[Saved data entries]
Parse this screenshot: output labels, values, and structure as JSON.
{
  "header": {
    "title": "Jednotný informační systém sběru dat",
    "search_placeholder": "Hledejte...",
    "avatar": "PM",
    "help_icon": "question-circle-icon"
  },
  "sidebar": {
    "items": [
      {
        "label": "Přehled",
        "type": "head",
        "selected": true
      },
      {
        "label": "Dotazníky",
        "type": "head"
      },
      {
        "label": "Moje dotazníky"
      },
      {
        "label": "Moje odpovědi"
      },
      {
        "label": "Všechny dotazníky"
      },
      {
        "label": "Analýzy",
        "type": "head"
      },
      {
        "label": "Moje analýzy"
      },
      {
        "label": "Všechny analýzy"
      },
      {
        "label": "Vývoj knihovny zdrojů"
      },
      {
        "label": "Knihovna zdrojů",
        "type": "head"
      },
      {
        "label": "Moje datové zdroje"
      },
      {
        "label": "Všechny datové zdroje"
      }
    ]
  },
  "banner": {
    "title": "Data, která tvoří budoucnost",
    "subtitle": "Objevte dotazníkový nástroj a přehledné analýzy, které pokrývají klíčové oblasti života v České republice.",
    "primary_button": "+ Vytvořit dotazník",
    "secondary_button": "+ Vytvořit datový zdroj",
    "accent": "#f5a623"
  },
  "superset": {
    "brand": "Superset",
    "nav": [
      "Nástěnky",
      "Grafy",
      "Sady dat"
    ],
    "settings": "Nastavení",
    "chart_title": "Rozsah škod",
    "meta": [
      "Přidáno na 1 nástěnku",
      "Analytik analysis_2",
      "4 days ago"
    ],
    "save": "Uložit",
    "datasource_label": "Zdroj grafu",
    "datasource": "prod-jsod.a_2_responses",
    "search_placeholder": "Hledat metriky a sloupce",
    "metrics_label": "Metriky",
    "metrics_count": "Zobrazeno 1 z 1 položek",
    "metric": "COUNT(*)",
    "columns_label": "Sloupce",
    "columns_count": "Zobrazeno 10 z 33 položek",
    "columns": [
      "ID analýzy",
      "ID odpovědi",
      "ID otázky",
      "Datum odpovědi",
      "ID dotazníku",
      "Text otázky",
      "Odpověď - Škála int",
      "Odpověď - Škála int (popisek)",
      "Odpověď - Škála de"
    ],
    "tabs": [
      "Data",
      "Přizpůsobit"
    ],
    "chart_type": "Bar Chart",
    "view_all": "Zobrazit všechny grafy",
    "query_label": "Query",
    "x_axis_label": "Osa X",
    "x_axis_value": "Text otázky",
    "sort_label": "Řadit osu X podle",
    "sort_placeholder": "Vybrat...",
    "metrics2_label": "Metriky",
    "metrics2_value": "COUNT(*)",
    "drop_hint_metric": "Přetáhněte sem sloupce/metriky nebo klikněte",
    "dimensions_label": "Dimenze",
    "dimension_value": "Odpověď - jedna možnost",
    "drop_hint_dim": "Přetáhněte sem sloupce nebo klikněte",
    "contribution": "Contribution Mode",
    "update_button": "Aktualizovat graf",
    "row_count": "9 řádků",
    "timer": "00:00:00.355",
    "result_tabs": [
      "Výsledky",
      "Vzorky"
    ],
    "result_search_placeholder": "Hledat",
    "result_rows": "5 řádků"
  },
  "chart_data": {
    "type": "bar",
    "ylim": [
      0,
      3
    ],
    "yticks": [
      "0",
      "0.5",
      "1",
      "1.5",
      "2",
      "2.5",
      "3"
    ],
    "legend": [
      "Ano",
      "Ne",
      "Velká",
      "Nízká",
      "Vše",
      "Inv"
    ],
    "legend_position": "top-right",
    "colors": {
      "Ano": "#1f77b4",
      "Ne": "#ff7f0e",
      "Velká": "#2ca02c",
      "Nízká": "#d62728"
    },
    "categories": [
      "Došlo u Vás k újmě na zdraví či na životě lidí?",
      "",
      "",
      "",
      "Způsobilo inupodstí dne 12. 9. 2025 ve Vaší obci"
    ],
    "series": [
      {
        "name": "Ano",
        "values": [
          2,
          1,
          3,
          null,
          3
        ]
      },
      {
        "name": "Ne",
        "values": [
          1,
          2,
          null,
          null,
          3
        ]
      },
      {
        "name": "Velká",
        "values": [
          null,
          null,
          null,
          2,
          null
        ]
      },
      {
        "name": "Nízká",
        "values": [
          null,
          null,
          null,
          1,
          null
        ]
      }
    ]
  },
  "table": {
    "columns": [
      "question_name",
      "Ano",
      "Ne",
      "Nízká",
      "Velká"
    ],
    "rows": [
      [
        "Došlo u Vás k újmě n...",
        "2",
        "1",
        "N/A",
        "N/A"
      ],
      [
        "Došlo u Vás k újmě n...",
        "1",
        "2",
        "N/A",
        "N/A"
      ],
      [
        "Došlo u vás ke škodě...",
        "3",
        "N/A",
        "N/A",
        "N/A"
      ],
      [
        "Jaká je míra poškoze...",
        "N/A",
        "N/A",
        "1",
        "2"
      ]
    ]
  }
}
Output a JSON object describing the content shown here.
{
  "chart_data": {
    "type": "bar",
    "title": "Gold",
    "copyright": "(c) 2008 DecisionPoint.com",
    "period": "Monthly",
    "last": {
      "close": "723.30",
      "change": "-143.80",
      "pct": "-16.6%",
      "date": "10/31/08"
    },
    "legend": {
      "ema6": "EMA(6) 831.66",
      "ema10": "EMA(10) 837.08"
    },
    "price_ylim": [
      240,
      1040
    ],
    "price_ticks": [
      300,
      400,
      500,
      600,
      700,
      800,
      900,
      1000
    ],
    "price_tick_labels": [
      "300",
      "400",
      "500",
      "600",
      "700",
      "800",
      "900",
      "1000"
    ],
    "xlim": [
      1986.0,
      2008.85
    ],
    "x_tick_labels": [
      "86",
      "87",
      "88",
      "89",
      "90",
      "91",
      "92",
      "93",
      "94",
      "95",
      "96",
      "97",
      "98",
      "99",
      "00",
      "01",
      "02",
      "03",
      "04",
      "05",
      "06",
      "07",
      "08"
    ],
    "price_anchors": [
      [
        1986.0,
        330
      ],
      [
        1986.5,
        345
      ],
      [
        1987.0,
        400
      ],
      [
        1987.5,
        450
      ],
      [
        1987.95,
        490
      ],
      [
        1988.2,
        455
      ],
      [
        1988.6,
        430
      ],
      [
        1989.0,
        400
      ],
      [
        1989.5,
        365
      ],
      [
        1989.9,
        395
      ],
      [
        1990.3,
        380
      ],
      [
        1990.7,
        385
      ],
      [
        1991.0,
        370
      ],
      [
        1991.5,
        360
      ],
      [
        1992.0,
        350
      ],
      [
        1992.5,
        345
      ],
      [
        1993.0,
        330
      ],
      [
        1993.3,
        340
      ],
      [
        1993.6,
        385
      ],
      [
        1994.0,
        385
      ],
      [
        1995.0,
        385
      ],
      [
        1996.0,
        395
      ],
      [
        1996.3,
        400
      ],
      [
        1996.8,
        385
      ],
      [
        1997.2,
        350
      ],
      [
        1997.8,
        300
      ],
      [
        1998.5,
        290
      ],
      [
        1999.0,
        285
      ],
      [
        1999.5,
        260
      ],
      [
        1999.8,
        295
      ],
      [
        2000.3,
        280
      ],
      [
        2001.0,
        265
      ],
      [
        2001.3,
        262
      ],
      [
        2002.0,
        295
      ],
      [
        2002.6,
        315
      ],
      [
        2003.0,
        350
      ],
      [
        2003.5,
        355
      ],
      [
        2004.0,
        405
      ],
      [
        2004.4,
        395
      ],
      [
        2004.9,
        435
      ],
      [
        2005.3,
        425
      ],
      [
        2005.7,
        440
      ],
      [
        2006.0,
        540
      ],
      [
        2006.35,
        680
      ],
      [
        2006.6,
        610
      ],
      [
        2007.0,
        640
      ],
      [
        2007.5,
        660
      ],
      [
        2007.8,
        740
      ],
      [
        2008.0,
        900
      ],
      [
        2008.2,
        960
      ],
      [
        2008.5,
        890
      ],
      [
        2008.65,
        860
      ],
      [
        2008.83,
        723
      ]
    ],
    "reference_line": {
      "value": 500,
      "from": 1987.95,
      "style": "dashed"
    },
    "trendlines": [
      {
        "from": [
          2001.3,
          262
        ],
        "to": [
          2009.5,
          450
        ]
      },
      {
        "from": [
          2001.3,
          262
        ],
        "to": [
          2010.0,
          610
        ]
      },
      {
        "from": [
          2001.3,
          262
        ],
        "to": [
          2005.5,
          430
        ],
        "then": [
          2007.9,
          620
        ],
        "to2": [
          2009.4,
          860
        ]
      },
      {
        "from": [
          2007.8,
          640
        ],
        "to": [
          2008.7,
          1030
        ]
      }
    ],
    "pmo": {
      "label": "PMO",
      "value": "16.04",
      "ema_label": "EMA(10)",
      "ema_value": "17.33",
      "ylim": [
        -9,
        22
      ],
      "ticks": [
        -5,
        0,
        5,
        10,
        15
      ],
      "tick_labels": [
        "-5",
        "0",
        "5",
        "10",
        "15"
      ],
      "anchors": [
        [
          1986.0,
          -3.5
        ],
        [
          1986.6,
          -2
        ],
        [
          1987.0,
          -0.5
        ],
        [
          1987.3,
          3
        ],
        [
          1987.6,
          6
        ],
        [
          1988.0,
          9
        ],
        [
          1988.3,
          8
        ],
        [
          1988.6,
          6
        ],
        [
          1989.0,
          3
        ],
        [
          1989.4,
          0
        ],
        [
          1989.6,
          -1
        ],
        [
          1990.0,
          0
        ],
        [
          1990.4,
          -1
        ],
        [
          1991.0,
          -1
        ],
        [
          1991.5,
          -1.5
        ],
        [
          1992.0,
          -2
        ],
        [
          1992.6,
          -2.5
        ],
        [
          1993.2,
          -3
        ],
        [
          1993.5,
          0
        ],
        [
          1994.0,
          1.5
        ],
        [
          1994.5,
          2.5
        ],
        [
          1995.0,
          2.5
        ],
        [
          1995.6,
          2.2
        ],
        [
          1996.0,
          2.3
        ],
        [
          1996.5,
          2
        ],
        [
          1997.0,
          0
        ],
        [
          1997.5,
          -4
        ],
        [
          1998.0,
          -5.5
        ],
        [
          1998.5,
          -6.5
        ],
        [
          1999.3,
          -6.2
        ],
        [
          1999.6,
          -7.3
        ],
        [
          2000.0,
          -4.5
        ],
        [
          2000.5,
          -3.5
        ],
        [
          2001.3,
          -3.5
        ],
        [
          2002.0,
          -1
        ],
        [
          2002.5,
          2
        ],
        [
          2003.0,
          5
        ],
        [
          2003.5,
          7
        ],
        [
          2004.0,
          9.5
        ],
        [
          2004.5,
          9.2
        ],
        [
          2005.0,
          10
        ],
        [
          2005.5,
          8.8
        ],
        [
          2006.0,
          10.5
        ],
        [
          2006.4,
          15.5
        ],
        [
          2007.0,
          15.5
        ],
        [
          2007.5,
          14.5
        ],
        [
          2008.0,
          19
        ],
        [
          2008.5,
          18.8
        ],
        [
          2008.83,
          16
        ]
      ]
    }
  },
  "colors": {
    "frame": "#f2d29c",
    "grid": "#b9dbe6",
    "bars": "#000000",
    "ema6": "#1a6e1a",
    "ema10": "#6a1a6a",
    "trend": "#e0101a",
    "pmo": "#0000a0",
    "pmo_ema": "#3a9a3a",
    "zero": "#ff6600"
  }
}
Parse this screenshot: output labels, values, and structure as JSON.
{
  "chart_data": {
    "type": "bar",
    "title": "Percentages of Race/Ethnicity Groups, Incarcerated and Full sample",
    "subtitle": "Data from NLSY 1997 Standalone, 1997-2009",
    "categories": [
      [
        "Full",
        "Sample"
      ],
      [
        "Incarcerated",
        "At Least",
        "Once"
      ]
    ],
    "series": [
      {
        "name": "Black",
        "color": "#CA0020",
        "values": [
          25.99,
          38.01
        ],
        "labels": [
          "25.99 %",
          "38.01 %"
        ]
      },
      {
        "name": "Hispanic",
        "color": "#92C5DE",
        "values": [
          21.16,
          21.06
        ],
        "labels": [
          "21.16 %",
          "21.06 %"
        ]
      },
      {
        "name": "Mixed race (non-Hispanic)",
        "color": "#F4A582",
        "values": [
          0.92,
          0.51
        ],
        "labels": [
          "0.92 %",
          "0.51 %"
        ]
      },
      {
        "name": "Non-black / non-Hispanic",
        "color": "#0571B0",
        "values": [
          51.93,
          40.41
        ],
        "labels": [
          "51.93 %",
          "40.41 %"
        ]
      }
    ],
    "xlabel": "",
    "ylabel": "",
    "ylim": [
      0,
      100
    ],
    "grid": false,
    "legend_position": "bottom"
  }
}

WHAT TO WORK ON:
Pick out all lines containing the string "Nízká".

PROBLEM SOLUTION:
      "Nízká",
      "Nízká": "#d62728"
        "name": "Nízká",
      "Nízká",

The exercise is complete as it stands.